▼▼▼

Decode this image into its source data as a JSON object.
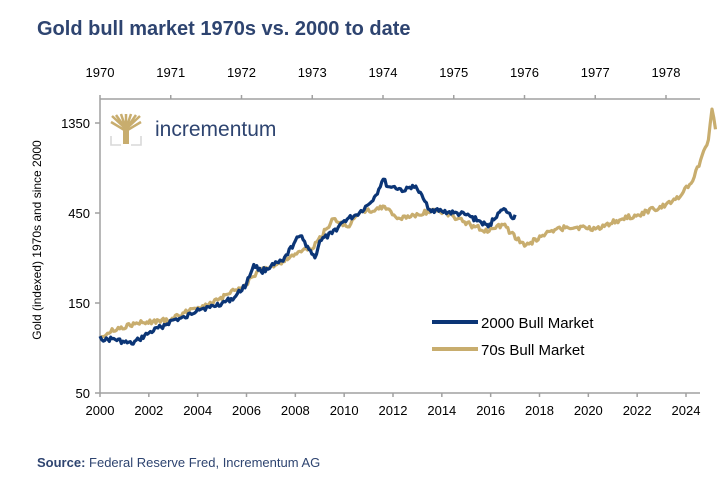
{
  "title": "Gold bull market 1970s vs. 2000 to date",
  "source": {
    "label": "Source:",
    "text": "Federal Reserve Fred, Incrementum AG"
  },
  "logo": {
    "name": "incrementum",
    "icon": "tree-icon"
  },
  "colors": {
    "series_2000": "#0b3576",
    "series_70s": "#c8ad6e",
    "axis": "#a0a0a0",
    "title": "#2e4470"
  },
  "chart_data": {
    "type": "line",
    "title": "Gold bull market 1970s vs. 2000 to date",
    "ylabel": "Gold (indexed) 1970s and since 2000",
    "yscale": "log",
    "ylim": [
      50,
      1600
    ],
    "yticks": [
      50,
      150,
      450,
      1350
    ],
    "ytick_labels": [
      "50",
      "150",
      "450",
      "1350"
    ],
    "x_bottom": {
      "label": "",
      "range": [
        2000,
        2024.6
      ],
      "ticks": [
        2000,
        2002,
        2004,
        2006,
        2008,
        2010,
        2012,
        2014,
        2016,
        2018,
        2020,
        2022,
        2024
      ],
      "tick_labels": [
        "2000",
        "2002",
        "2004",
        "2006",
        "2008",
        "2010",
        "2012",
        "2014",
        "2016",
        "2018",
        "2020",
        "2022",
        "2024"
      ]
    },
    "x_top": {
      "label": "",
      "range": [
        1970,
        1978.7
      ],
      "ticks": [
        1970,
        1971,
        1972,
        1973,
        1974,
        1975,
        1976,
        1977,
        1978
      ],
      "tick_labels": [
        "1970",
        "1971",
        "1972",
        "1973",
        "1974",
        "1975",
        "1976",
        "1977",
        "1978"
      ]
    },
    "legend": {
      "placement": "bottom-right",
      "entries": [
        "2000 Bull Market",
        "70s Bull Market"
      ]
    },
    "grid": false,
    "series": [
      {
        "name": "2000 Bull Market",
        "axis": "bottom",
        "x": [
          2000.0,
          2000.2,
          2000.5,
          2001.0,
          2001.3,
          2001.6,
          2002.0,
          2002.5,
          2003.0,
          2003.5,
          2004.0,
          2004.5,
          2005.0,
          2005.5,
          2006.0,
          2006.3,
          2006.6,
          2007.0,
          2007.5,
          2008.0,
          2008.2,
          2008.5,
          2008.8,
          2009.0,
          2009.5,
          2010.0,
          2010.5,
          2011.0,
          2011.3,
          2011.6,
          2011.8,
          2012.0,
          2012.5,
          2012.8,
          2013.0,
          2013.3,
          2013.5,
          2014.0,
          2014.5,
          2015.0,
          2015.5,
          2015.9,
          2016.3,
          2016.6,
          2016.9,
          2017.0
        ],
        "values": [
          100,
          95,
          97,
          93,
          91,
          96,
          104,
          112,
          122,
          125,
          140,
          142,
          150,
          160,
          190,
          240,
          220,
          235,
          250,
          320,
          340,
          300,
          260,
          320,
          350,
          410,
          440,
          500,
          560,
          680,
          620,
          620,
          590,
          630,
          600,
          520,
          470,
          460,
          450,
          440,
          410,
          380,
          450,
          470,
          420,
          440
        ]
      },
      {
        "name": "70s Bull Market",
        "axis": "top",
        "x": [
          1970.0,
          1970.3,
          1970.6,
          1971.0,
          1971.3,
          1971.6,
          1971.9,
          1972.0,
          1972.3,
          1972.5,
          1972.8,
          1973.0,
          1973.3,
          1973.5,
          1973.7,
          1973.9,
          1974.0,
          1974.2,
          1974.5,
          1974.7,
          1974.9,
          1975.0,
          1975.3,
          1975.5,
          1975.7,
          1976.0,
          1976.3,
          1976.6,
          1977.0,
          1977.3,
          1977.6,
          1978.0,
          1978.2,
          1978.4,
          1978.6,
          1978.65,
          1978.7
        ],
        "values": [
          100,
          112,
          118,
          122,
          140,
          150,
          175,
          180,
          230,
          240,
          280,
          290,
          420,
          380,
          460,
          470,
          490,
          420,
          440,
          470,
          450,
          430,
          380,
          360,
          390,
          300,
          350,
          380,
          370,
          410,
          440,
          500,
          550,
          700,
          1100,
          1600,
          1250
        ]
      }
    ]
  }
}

▲▲▲
▼▼▼

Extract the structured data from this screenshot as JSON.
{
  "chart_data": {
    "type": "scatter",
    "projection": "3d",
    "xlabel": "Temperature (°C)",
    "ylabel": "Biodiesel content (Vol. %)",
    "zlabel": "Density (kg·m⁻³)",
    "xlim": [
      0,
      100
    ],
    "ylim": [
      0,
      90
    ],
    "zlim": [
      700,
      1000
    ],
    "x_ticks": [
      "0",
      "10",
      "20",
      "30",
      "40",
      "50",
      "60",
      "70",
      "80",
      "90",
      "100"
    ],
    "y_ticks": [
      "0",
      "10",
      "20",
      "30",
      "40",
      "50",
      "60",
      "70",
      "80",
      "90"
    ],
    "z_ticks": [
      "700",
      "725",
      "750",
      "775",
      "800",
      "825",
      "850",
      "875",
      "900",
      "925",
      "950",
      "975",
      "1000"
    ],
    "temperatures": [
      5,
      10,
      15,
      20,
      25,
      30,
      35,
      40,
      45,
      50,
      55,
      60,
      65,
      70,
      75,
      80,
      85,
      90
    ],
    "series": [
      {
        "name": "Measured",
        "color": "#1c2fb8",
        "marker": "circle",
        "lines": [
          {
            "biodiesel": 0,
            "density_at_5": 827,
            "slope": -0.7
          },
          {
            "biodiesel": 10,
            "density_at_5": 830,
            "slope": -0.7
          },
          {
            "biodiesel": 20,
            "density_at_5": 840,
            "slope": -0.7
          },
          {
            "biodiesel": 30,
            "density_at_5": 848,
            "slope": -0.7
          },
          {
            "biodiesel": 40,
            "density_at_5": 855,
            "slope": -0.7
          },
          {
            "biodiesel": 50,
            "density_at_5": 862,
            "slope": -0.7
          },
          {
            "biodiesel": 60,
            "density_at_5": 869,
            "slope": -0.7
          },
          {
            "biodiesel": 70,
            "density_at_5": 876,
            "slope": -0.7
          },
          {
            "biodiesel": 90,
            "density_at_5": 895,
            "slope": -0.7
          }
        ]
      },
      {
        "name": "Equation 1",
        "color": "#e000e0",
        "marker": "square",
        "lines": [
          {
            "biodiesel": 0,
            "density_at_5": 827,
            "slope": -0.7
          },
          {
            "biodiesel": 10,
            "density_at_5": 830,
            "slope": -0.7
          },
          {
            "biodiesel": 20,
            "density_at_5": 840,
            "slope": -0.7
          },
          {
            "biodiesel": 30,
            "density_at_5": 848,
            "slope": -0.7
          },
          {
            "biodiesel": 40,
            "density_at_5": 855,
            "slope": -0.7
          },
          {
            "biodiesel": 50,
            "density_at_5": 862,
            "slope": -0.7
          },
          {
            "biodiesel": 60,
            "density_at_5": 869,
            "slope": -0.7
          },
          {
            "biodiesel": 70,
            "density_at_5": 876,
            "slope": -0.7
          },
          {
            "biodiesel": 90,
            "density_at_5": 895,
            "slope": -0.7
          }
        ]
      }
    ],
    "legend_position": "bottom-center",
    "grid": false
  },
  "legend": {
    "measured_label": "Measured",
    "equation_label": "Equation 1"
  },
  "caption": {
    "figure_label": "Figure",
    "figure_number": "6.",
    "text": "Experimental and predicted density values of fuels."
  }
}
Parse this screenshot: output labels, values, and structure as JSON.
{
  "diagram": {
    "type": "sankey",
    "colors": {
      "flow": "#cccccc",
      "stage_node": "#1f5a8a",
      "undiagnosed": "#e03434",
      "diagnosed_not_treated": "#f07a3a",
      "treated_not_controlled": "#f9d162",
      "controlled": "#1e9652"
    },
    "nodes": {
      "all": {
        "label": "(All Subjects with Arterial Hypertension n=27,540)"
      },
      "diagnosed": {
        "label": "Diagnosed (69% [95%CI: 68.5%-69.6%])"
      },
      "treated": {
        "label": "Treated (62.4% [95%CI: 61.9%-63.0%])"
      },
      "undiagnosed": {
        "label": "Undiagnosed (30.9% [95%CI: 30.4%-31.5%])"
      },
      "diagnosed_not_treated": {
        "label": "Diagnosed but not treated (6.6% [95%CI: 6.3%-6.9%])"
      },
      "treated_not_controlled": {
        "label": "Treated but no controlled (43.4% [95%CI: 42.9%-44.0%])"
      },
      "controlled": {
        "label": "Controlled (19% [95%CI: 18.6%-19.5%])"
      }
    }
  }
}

▲▲▲

# [Work to do]
Search the listing above for the string "values". Copy every line that contains it.

# [Task solution]
        "values": [
        "values": [
    "text": "Experimental and predicted density values of fuels."
Parse this screenshot: output labels, values, and structure as JSON.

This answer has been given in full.